TASK:
Lines that include the word "this" are the ones to copy.

GIVEN RECORDS:
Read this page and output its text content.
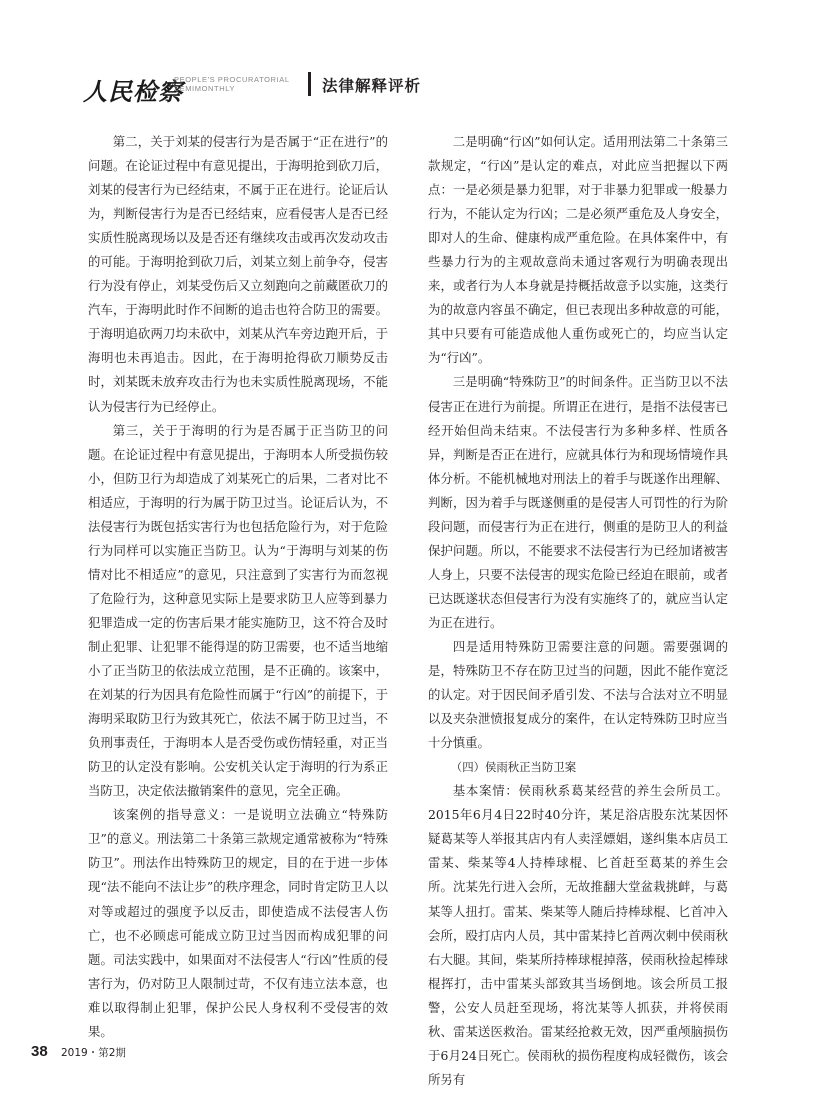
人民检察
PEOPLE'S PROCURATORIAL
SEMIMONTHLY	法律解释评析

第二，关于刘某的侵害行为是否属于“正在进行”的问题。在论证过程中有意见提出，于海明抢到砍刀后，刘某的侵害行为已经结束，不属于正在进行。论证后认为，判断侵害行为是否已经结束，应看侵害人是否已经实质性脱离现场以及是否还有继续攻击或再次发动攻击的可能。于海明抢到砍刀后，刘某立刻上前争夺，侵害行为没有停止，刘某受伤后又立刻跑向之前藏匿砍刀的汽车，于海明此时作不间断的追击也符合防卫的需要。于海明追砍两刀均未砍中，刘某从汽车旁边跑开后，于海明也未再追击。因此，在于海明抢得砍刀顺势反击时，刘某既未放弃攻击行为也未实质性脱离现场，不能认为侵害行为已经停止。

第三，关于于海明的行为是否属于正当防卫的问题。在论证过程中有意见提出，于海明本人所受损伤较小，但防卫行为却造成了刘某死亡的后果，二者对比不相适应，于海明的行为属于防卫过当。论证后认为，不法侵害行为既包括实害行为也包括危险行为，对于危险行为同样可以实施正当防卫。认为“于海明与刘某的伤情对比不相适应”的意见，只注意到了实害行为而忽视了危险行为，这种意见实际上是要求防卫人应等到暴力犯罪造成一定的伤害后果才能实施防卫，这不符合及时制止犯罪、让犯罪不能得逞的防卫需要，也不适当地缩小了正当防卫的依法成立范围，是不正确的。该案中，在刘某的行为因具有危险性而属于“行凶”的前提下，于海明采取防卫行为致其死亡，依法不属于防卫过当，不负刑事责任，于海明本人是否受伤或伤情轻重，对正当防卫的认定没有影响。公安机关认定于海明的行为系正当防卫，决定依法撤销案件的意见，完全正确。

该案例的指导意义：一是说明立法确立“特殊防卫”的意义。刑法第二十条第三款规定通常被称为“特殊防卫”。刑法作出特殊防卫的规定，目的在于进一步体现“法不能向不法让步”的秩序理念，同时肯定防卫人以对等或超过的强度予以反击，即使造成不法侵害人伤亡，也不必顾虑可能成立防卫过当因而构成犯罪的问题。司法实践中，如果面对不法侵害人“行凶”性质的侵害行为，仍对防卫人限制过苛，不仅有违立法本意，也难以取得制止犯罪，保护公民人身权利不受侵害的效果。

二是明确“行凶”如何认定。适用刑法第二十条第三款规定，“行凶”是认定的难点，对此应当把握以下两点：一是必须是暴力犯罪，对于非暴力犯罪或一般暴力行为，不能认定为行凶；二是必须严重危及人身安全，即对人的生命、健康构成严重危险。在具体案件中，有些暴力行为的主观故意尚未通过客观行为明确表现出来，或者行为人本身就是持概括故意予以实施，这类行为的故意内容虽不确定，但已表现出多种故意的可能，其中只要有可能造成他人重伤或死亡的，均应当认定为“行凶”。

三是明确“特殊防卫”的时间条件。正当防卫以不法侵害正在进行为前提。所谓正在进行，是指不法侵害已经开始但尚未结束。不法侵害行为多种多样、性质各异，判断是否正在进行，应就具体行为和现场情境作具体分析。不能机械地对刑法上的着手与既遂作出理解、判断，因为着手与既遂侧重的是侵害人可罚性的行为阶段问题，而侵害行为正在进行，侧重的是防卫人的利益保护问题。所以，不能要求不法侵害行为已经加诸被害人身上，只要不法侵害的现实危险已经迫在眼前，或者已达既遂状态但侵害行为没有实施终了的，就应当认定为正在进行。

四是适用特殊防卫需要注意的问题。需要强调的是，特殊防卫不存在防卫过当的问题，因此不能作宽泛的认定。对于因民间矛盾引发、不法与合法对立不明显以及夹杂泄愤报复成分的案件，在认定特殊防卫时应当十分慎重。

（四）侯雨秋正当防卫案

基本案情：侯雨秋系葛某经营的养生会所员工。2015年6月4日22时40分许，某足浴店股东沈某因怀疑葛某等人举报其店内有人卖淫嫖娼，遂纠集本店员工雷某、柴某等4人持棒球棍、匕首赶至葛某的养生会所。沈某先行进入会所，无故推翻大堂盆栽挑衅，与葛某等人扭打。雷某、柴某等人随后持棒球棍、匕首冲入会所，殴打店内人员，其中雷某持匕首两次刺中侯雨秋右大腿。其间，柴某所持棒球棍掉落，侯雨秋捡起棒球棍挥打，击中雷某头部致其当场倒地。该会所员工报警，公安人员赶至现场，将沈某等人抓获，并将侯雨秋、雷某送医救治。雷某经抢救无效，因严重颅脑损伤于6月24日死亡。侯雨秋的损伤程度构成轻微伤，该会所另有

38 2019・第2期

---

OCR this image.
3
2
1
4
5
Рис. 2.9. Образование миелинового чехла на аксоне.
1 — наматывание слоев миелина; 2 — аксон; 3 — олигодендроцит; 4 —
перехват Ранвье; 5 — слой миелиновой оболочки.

ANSWER FOR THE TASK:
Read this page and output its text content.
OCR this image.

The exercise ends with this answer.